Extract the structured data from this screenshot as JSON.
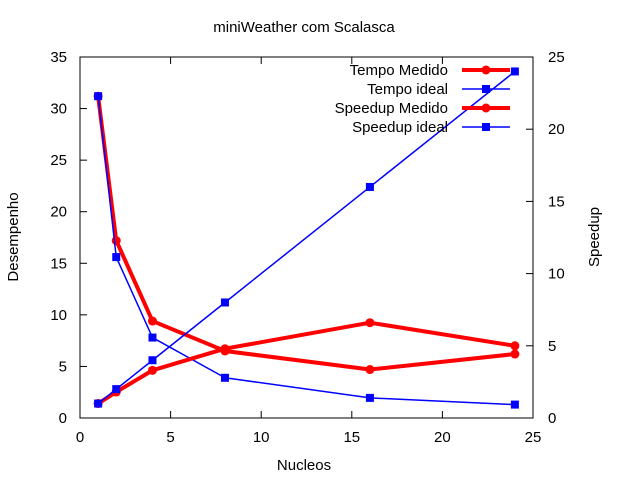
{
  "chart_data": {
    "type": "line",
    "title": "miniWeather com Scalasca",
    "xlabel": "Nucleos",
    "ylabel": "Desempenho",
    "y2label": "Speedup",
    "xlim": [
      0,
      25
    ],
    "ylim": [
      0,
      35
    ],
    "y2lim": [
      0,
      25
    ],
    "xticks": [
      0,
      5,
      10,
      15,
      20,
      25
    ],
    "yticks": [
      0,
      5,
      10,
      15,
      20,
      25,
      30,
      35
    ],
    "y2ticks": [
      0,
      5,
      10,
      15,
      20,
      25
    ],
    "grid": false,
    "legend": "top-right",
    "series": [
      {
        "name": "Tempo Medido",
        "axis": "y",
        "color": "#ff0000",
        "marker": "circle",
        "x": [
          1,
          2,
          4,
          8,
          16,
          24
        ],
        "values": [
          31.2,
          17.2,
          9.4,
          6.5,
          4.7,
          6.2
        ]
      },
      {
        "name": "Tempo ideal",
        "axis": "y",
        "color": "#0000ff",
        "marker": "square",
        "x": [
          1,
          2,
          4,
          8,
          16,
          24
        ],
        "values": [
          31.2,
          15.6,
          7.8,
          3.9,
          1.95,
          1.3
        ]
      },
      {
        "name": "Speedup Medido",
        "axis": "y2",
        "color": "#ff0000",
        "marker": "circle",
        "x": [
          1,
          2,
          4,
          8,
          16,
          24
        ],
        "values": [
          1.0,
          1.8,
          3.3,
          4.8,
          6.6,
          5.0
        ]
      },
      {
        "name": "Speedup ideal",
        "axis": "y2",
        "color": "#0000ff",
        "marker": "square",
        "x": [
          1,
          2,
          4,
          8,
          16,
          24
        ],
        "values": [
          1,
          2,
          4,
          8,
          16,
          24
        ]
      }
    ]
  }
}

● Given exercise
Exact duplication of all the records is required; pictures are omitted from the copy.

● Correct answer
Extract the structured data from this screenshot as JSON.
{
  "chart_data": {
    "type": "line",
    "title": "miniWeather com Scalasca",
    "xlabel": "Nucleos",
    "ylabel": "Desempenho",
    "y2label": "Speedup",
    "xlim": [
      0,
      25
    ],
    "ylim": [
      0,
      35
    ],
    "y2lim": [
      0,
      25
    ],
    "xticks": [
      0,
      5,
      10,
      15,
      20,
      25
    ],
    "yticks": [
      0,
      5,
      10,
      15,
      20,
      25,
      30,
      35
    ],
    "y2ticks": [
      0,
      5,
      10,
      15,
      20,
      25
    ],
    "grid": false,
    "legend": "top-right",
    "series": [
      {
        "name": "Tempo Medido",
        "axis": "y",
        "color": "#ff0000",
        "marker": "circle",
        "x": [
          1,
          2,
          4,
          8,
          16,
          24
        ],
        "values": [
          31.2,
          17.2,
          9.4,
          6.5,
          4.7,
          6.2
        ]
      },
      {
        "name": "Tempo ideal",
        "axis": "y",
        "color": "#0000ff",
        "marker": "square",
        "x": [
          1,
          2,
          4,
          8,
          16,
          24
        ],
        "values": [
          31.2,
          15.6,
          7.8,
          3.9,
          1.95,
          1.3
        ]
      },
      {
        "name": "Speedup Medido",
        "axis": "y2",
        "color": "#ff0000",
        "marker": "circle",
        "x": [
          1,
          2,
          4,
          8,
          16,
          24
        ],
        "values": [
          1.0,
          1.8,
          3.3,
          4.8,
          6.6,
          5.0
        ]
      },
      {
        "name": "Speedup ideal",
        "axis": "y2",
        "color": "#0000ff",
        "marker": "square",
        "x": [
          1,
          2,
          4,
          8,
          16,
          24
        ],
        "values": [
          1,
          2,
          4,
          8,
          16,
          24
        ]
      }
    ]
  }
}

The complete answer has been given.